## Short problem
Output the records. Match them exactly.

[Records excerpted from a collection]

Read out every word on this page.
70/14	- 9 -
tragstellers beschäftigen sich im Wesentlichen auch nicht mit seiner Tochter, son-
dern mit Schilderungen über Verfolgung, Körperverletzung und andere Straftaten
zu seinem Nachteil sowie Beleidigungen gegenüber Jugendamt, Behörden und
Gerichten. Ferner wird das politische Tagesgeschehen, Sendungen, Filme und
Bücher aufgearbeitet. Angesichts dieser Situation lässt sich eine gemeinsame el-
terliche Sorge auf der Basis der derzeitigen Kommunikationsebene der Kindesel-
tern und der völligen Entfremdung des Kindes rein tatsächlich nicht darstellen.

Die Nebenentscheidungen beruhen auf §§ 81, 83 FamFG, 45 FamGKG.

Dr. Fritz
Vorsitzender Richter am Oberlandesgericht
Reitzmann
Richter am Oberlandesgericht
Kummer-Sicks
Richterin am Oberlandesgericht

## Task output
Read out every word on this page.
70/14	- 9 -
tragstellers beschäftigen sich im Wesentlichen auch nicht mit seiner Tochter, son-
dern mit Schilderungen über Verfolgung, Körperverletzung und andere Straftaten
zu seinem Nachteil sowie Beleidigungen gegenüber Jugendamt, Behörden und
Gerichten. Ferner wird das politische Tagesgeschehen, Sendungen, Filme und
Bücher aufgearbeitet. Angesichts dieser Situation lässt sich eine gemeinsame el-
terliche Sorge auf der Basis der derzeitigen Kommunikationsebene der Kindesel-
tern und der völligen Entfremdung des Kindes rein tatsächlich nicht darstellen.

Die Nebenentscheidungen beruhen auf §§ 81, 83 FamFG, 45 FamGKG.

Dr. Fritz
Vorsitzender Richter am Oberlandesgericht
Reitzmann
Richter am Oberlandesgericht
Kummer-Sicks
Richterin am Oberlandesgericht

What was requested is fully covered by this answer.